### [Dataset items]
====================
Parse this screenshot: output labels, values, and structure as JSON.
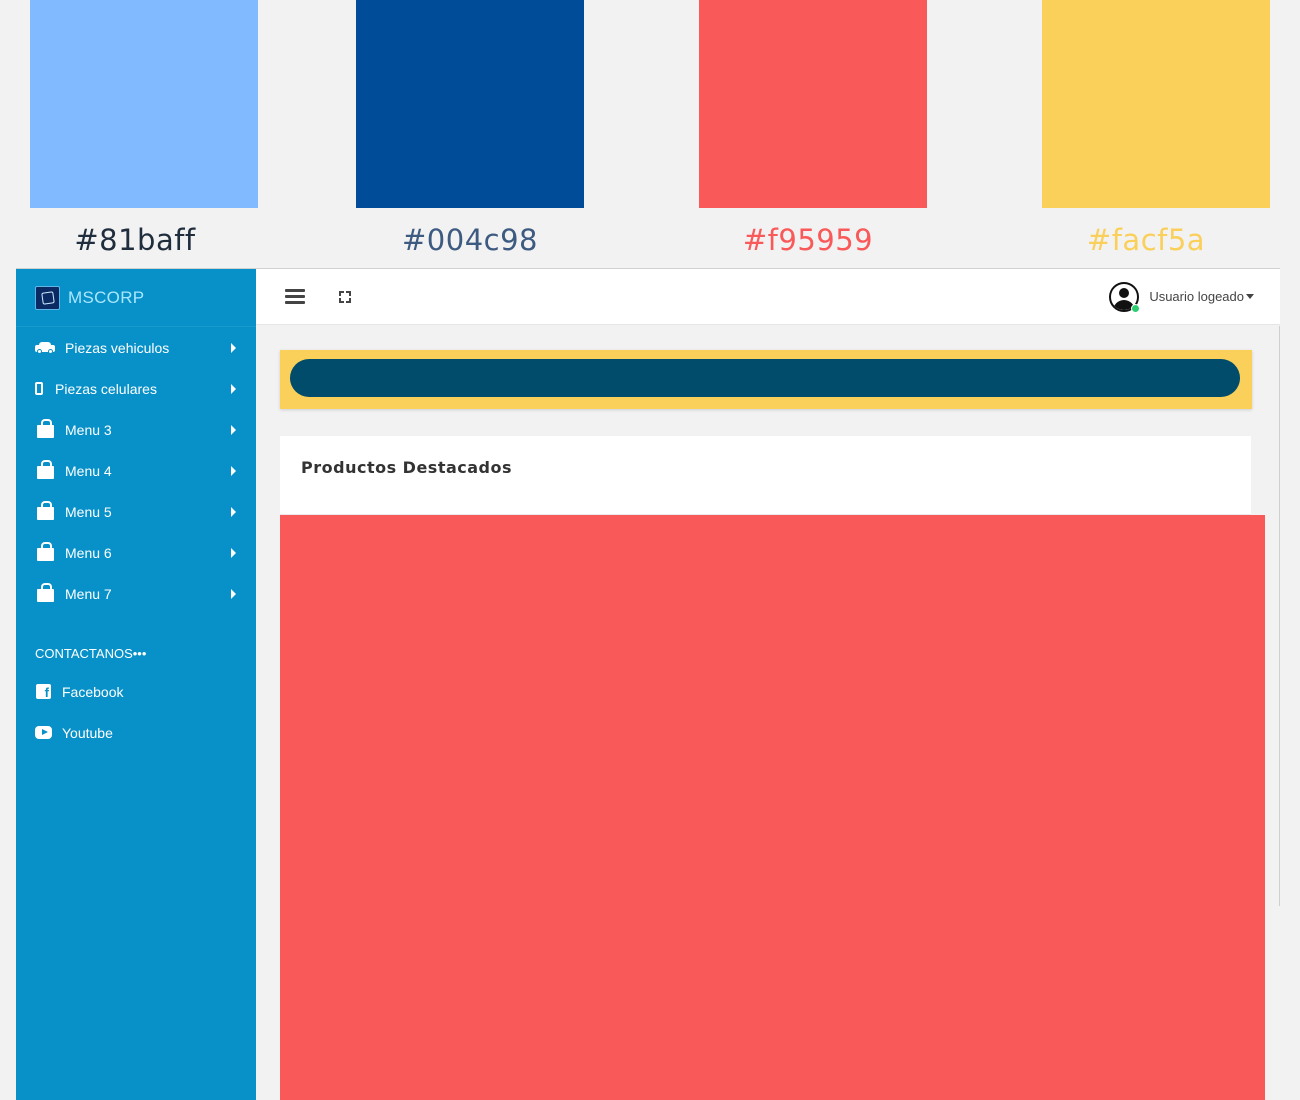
{
  "palette": [
    {
      "hex": "#81baff",
      "label": "#81baff",
      "label_color": "#1f2d3d"
    },
    {
      "hex": "#004c98",
      "label": "#004c98",
      "label_color": "#3d5a80"
    },
    {
      "hex": "#f95959",
      "label": "#f95959",
      "label_color": "#f95959"
    },
    {
      "hex": "#facf5a",
      "label": "#facf5a",
      "label_color": "#facf5a"
    }
  ],
  "brand": {
    "name": "MSCORP"
  },
  "sidebar": {
    "items": [
      {
        "label": "Piezas vehiculos",
        "icon": "car-icon"
      },
      {
        "label": "Piezas celulares",
        "icon": "mobile-phone-icon"
      },
      {
        "label": "Menu 3",
        "icon": "shopping-bag-icon"
      },
      {
        "label": "Menu 4",
        "icon": "shopping-bag-icon"
      },
      {
        "label": "Menu 5",
        "icon": "shopping-bag-icon"
      },
      {
        "label": "Menu 6",
        "icon": "shopping-bag-icon"
      },
      {
        "label": "Menu 7",
        "icon": "shopping-bag-icon"
      }
    ],
    "contact_title": "CONTACTANOS•••",
    "social": [
      {
        "label": "Facebook",
        "icon": "facebook-icon"
      },
      {
        "label": "Youtube",
        "icon": "youtube-icon"
      }
    ]
  },
  "topbar": {
    "menu_icon": "hamburger-icon",
    "fullscreen_icon": "expand-icon",
    "user_label": "Usuario logeado"
  },
  "search": {
    "value": "",
    "placeholder": ""
  },
  "main": {
    "products_title": "Productos Destacados"
  },
  "colors": {
    "sidebar": "#0891c8",
    "banner": "#facf5a",
    "search_bar": "#004c6a",
    "products_area": "#f95959"
  }
}
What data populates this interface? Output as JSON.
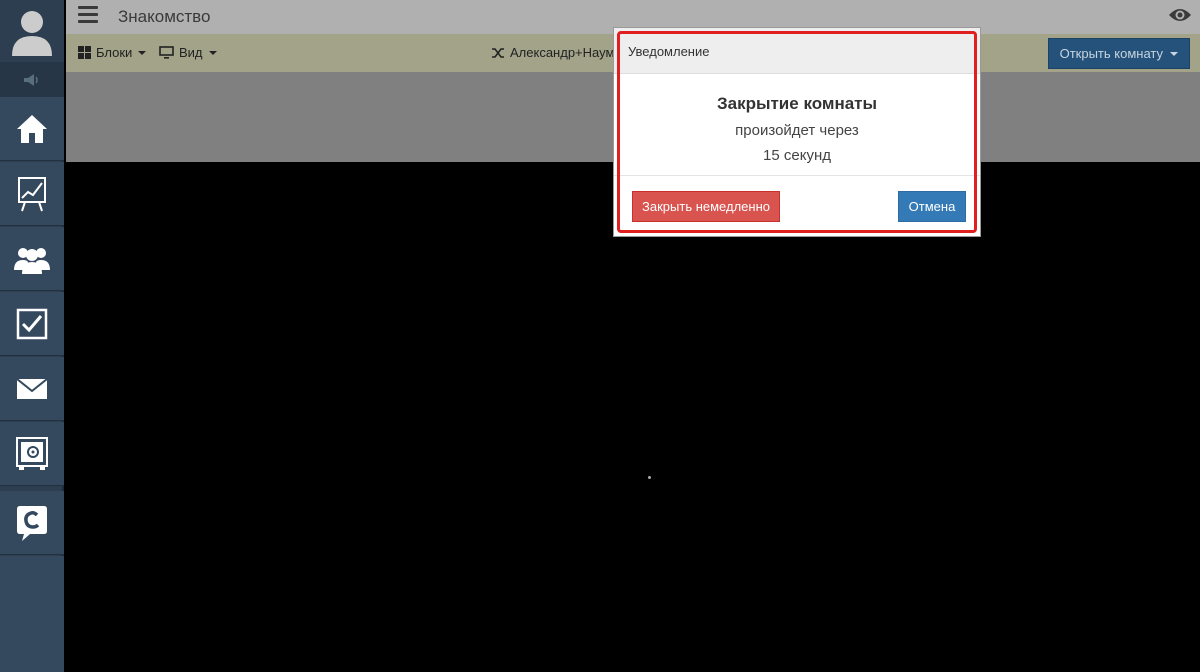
{
  "header": {
    "title": "Знакомство"
  },
  "toolbar": {
    "blocks_label": "Блоки",
    "view_label": "Вид",
    "participants_label": "Александр+Наум",
    "open_room_label": "Открыть комнату"
  },
  "sidebar": {
    "items": [
      {
        "icon": "home-icon"
      },
      {
        "icon": "chart-board-icon"
      },
      {
        "icon": "users-icon"
      },
      {
        "icon": "checkbox-icon"
      },
      {
        "icon": "mail-icon"
      },
      {
        "icon": "safe-icon"
      },
      {
        "icon": "chat-c-icon"
      }
    ]
  },
  "modal": {
    "header": "Уведомление",
    "title": "Закрытие комнаты",
    "line1": "произойдет через",
    "line2": "15 секунд",
    "close_now_label": "Закрыть немедленно",
    "cancel_label": "Отмена"
  },
  "colors": {
    "sidebar": "#34495e",
    "highlight": "#e02020",
    "danger": "#d9534f",
    "primary": "#337ab7"
  }
}
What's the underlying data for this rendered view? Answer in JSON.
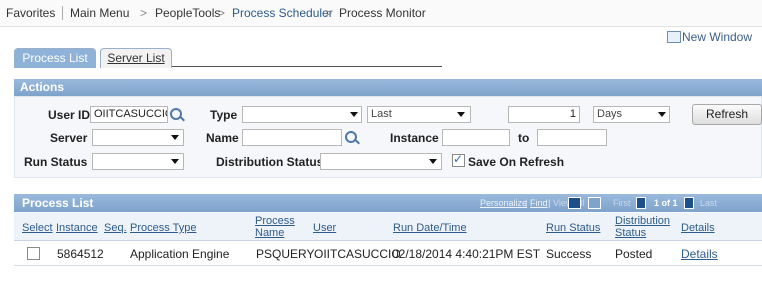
{
  "breadcrumb": {
    "items": [
      "Favorites",
      "Main Menu",
      "PeopleTools",
      "Process Scheduler",
      "Process Monitor"
    ],
    "separator": ">"
  },
  "header": {
    "new_window_label": "New Window"
  },
  "tabs": [
    {
      "label": "Process List",
      "active": true
    },
    {
      "label": "Server List",
      "active": false
    }
  ],
  "actions": {
    "title": "Actions",
    "user_id_label": "User ID",
    "user_id_value": "OIITCASUCCIO",
    "type_label": "Type",
    "type_value": "",
    "last_value": "Last",
    "last_count": "1",
    "units_value": "Days",
    "refresh_label": "Refresh",
    "server_label": "Server",
    "server_value": "",
    "name_label": "Name",
    "name_value": "",
    "instance_label": "Instance",
    "instance_from": "",
    "to_label": "to",
    "instance_to": "",
    "run_status_label": "Run Status",
    "run_status_value": "",
    "distribution_status_label": "Distribution Status",
    "distribution_status_value": "",
    "save_on_refresh_label": "Save On Refresh",
    "save_on_refresh_checked": true
  },
  "process_list": {
    "title": "Process List",
    "nav": {
      "personalize": "Personalize",
      "find": "Find",
      "view_all": "View All",
      "first": "First",
      "range": "1 of 1",
      "last": "Last"
    },
    "columns": [
      "Select",
      "Instance",
      "Seq.",
      "Process Type",
      "Process Name",
      "User",
      "Run Date/Time",
      "Run Status",
      "Distribution Status",
      "Details"
    ],
    "rows": [
      {
        "select": false,
        "instance": "5864512",
        "seq": "",
        "process_type": "Application Engine",
        "process_name": "PSQUERY",
        "user": "OIITCASUCCIO",
        "run_datetime": "02/18/2014  4:40:21PM EST",
        "run_status": "Success",
        "distribution_status": "Posted",
        "details": "Details"
      }
    ]
  },
  "colors": {
    "header_blue": "#8fb2d8",
    "link_blue": "#2d5b8c"
  }
}
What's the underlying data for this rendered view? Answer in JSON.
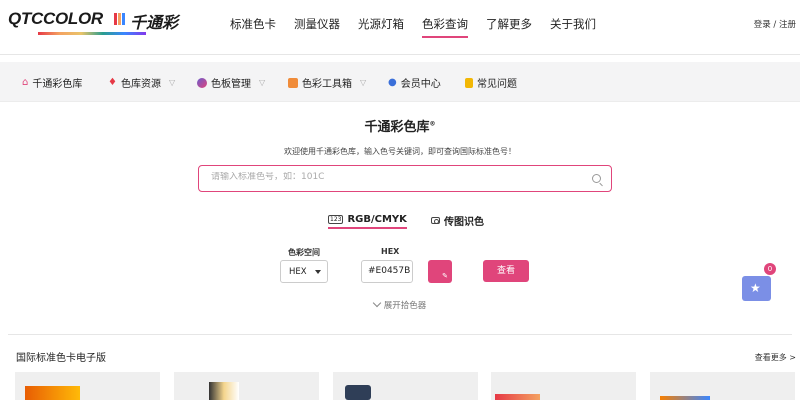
{
  "header": {
    "logo_text": "QTCCOLOR",
    "logo_cn": "千通彩",
    "nav": [
      {
        "label": "标准色卡"
      },
      {
        "label": "测量仪器"
      },
      {
        "label": "光源灯箱"
      },
      {
        "label": "色彩查询",
        "active": true
      },
      {
        "label": "了解更多"
      },
      {
        "label": "关于我们"
      }
    ],
    "login_label": "登录 / 注册"
  },
  "subnav": {
    "items": [
      {
        "label": "千通彩色库",
        "icon": "home-icon",
        "color": "#e0457b"
      },
      {
        "label": "色库资源",
        "icon": "flame-icon",
        "color": "#e63946",
        "dropdown": true
      },
      {
        "label": "色板管理",
        "icon": "palette-icon",
        "color": "#6a5acd",
        "dropdown": true
      },
      {
        "label": "色彩工具箱",
        "icon": "toolbox-icon",
        "color": "#f08c3a",
        "dropdown": true
      },
      {
        "label": "会员中心",
        "icon": "user-icon",
        "color": "#3a6fd9"
      },
      {
        "label": "常见问题",
        "icon": "document-icon",
        "color": "#f2b705"
      }
    ]
  },
  "main": {
    "title": "千通彩色库",
    "title_mark": "®",
    "subtitle": "欢迎使用千通彩色库，输入色号关键词，即可查询国际标准色号！",
    "search_placeholder": "请输入标准色号，如：101C",
    "tabs": [
      {
        "label": "RGB/CMYK",
        "badge": "123",
        "active": true
      },
      {
        "label": "传图识色"
      }
    ],
    "color_space_label": "色彩空间",
    "color_space_value": "HEX",
    "hex_label": "HEX",
    "hex_value": "#E0457B",
    "swatch_color": "#E0457B",
    "view_button": "查看",
    "expand_label": "展开拾色器",
    "favorites_count": "0"
  },
  "section": {
    "title": "国际标准色卡电子版",
    "see_more": "查看更多 >"
  },
  "colors": {
    "accent": "#e0457b",
    "fav_button": "#7b8fe6"
  }
}
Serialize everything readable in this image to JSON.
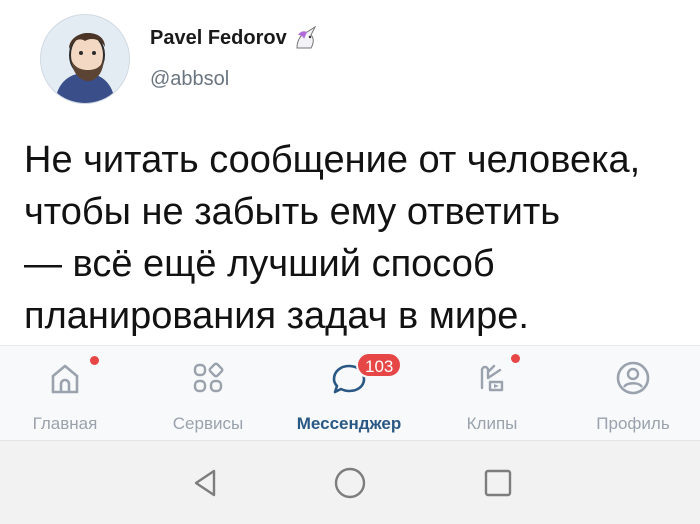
{
  "author": {
    "name": "Pavel Fedorov",
    "handle": "@abbsol",
    "avatar_icon": "avatar-illustration-icon",
    "badge_icon": "unicorn-emoji-icon"
  },
  "tweet": {
    "text": "Не читать сообщение от человека,\nчтобы не забыть ему ответить\n— всё ещё лучший способ\nпланирования задач в мире."
  },
  "tabbar": {
    "items": [
      {
        "label": "Главная",
        "icon": "home-icon",
        "has_dot": true
      },
      {
        "label": "Сервисы",
        "icon": "services-icon"
      },
      {
        "label": "Мессенджер",
        "icon": "messenger-icon",
        "badge": "103",
        "active": true
      },
      {
        "label": "Клипы",
        "icon": "clips-icon",
        "has_dot": true
      },
      {
        "label": "Профиль",
        "icon": "profile-icon"
      }
    ]
  },
  "navbar": {
    "buttons": [
      "back-triangle-icon",
      "home-circle-icon",
      "recents-square-icon"
    ]
  },
  "colors": {
    "accent": "#2a5885",
    "notification": "#e64646",
    "inactive_icon": "#99a2ad"
  }
}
====================
### [What is asked]
Above are the records; reproduce them exactly and leave out the pictures.

### [Complete output]
Parse this screenshot: output labels, values, and structure as JSON.
{
  "palette": [
    {
      "hex": "#81baff",
      "label": "#81baff",
      "label_color": "#1f2d3d"
    },
    {
      "hex": "#004c98",
      "label": "#004c98",
      "label_color": "#3d5a80"
    },
    {
      "hex": "#f95959",
      "label": "#f95959",
      "label_color": "#f95959"
    },
    {
      "hex": "#facf5a",
      "label": "#facf5a",
      "label_color": "#facf5a"
    }
  ],
  "brand": {
    "name": "MSCORP"
  },
  "sidebar": {
    "items": [
      {
        "label": "Piezas vehiculos",
        "icon": "car-icon"
      },
      {
        "label": "Piezas celulares",
        "icon": "mobile-phone-icon"
      },
      {
        "label": "Menu 3",
        "icon": "shopping-bag-icon"
      },
      {
        "label": "Menu 4",
        "icon": "shopping-bag-icon"
      },
      {
        "label": "Menu 5",
        "icon": "shopping-bag-icon"
      },
      {
        "label": "Menu 6",
        "icon": "shopping-bag-icon"
      },
      {
        "label": "Menu 7",
        "icon": "shopping-bag-icon"
      }
    ],
    "contact_title": "CONTACTANOS•••",
    "social": [
      {
        "label": "Facebook",
        "icon": "facebook-icon"
      },
      {
        "label": "Youtube",
        "icon": "youtube-icon"
      }
    ]
  },
  "topbar": {
    "menu_icon": "hamburger-icon",
    "fullscreen_icon": "expand-icon",
    "user_label": "Usuario logeado"
  },
  "search": {
    "value": "",
    "placeholder": ""
  },
  "main": {
    "products_title": "Productos Destacados"
  },
  "colors": {
    "sidebar": "#0891c8",
    "banner": "#facf5a",
    "search_bar": "#004c6a",
    "products_area": "#f95959"
  }
}
What data populates this interface? Output as JSON.
{
  "header": {
    "title": "Знакомство"
  },
  "toolbar": {
    "blocks_label": "Блоки",
    "view_label": "Вид",
    "participants_label": "Александр+Наум",
    "open_room_label": "Открыть комнату"
  },
  "sidebar": {
    "items": [
      {
        "icon": "home-icon"
      },
      {
        "icon": "chart-board-icon"
      },
      {
        "icon": "users-icon"
      },
      {
        "icon": "checkbox-icon"
      },
      {
        "icon": "mail-icon"
      },
      {
        "icon": "safe-icon"
      },
      {
        "icon": "chat-c-icon"
      }
    ]
  },
  "modal": {
    "header": "Уведомление",
    "title": "Закрытие комнаты",
    "line1": "произойдет через",
    "line2": "15 секунд",
    "close_now_label": "Закрыть немедленно",
    "cancel_label": "Отмена"
  },
  "colors": {
    "sidebar": "#34495e",
    "highlight": "#e02020",
    "danger": "#d9534f",
    "primary": "#337ab7"
  }
}
What's the underlying data for this rendered view? Answer in JSON.
{
  "breadcrumb": {
    "items": [
      "Favorites",
      "Main Menu",
      "PeopleTools",
      "Process Scheduler",
      "Process Monitor"
    ],
    "separator": ">"
  },
  "header": {
    "new_window_label": "New Window"
  },
  "tabs": [
    {
      "label": "Process List",
      "active": true
    },
    {
      "label": "Server List",
      "active": false
    }
  ],
  "actions": {
    "title": "Actions",
    "user_id_label": "User ID",
    "user_id_value": "OIITCASUCCIO",
    "type_label": "Type",
    "type_value": "",
    "last_value": "Last",
    "last_count": "1",
    "units_value": "Days",
    "refresh_label": "Refresh",
    "server_label": "Server",
    "server_value": "",
    "name_label": "Name",
    "name_value": "",
    "instance_label": "Instance",
    "instance_from": "",
    "to_label": "to",
    "instance_to": "",
    "run_status_label": "Run Status",
    "run_status_value": "",
    "distribution_status_label": "Distribution Status",
    "distribution_status_value": "",
    "save_on_refresh_label": "Save On Refresh",
    "save_on_refresh_checked": true
  },
  "process_list": {
    "title": "Process List",
    "nav": {
      "personalize": "Personalize",
      "find": "Find",
      "view_all": "View All",
      "first": "First",
      "range": "1 of 1",
      "last": "Last"
    },
    "columns": [
      "Select",
      "Instance",
      "Seq.",
      "Process Type",
      "Process Name",
      "User",
      "Run Date/Time",
      "Run Status",
      "Distribution Status",
      "Details"
    ],
    "rows": [
      {
        "select": false,
        "instance": "5864512",
        "seq": "",
        "process_type": "Application Engine",
        "process_name": "PSQUERY",
        "user": "OIITCASUCCIO",
        "run_datetime": "02/18/2014  4:40:21PM EST",
        "run_status": "Success",
        "distribution_status": "Posted",
        "details": "Details"
      }
    ]
  },
  "colors": {
    "header_blue": "#8fb2d8",
    "link_blue": "#2d5b8c"
  }
}
What's the underlying data for this rendered view? Answer in JSON.
{
  "header": {
    "logo_text": "QTCCOLOR",
    "logo_cn": "千通彩",
    "nav": [
      {
        "label": "标准色卡"
      },
      {
        "label": "测量仪器"
      },
      {
        "label": "光源灯箱"
      },
      {
        "label": "色彩查询",
        "active": true
      },
      {
        "label": "了解更多"
      },
      {
        "label": "关于我们"
      }
    ],
    "login_label": "登录 / 注册"
  },
  "subnav": {
    "items": [
      {
        "label": "千通彩色库",
        "icon": "home-icon",
        "color": "#e0457b"
      },
      {
        "label": "色库资源",
        "icon": "flame-icon",
        "color": "#e63946",
        "dropdown": true
      },
      {
        "label": "色板管理",
        "icon": "palette-icon",
        "color": "#6a5acd",
        "dropdown": true
      },
      {
        "label": "色彩工具箱",
        "icon": "toolbox-icon",
        "color": "#f08c3a",
        "dropdown": true
      },
      {
        "label": "会员中心",
        "icon": "user-icon",
        "color": "#3a6fd9"
      },
      {
        "label": "常见问题",
        "icon": "document-icon",
        "color": "#f2b705"
      }
    ]
  },
  "main": {
    "title": "千通彩色库",
    "title_mark": "®",
    "subtitle": "欢迎使用千通彩色库，输入色号关键词，即可查询国际标准色号！",
    "search_placeholder": "请输入标准色号，如：101C",
    "tabs": [
      {
        "label": "RGB/CMYK",
        "badge": "123",
        "active": true
      },
      {
        "label": "传图识色"
      }
    ],
    "color_space_label": "色彩空间",
    "color_space_value": "HEX",
    "hex_label": "HEX",
    "hex_value": "#E0457B",
    "swatch_color": "#E0457B",
    "view_button": "查看",
    "expand_label": "展开拾色器",
    "favorites_count": "0"
  },
  "section": {
    "title": "国际标准色卡电子版",
    "see_more": "查看更多 >"
  },
  "colors": {
    "accent": "#e0457b",
    "fav_button": "#7b8fe6"
  }
}
Serialize everything readable in this image to JSON.
{
  "author": {
    "name": "Pavel Fedorov",
    "handle": "@abbsol",
    "avatar_icon": "avatar-illustration-icon",
    "badge_icon": "unicorn-emoji-icon"
  },
  "tweet": {
    "text": "Не читать сообщение от человека,\nчтобы не забыть ему ответить\n— всё ещё лучший способ\nпланирования задач в мире."
  },
  "tabbar": {
    "items": [
      {
        "label": "Главная",
        "icon": "home-icon",
        "has_dot": true
      },
      {
        "label": "Сервисы",
        "icon": "services-icon"
      },
      {
        "label": "Мессенджер",
        "icon": "messenger-icon",
        "badge": "103",
        "active": true
      },
      {
        "label": "Клипы",
        "icon": "clips-icon",
        "has_dot": true
      },
      {
        "label": "Профиль",
        "icon": "profile-icon"
      }
    ]
  },
  "navbar": {
    "buttons": [
      "back-triangle-icon",
      "home-circle-icon",
      "recents-square-icon"
    ]
  },
  "colors": {
    "accent": "#2a5885",
    "notification": "#e64646",
    "inactive_icon": "#99a2ad"
  }
}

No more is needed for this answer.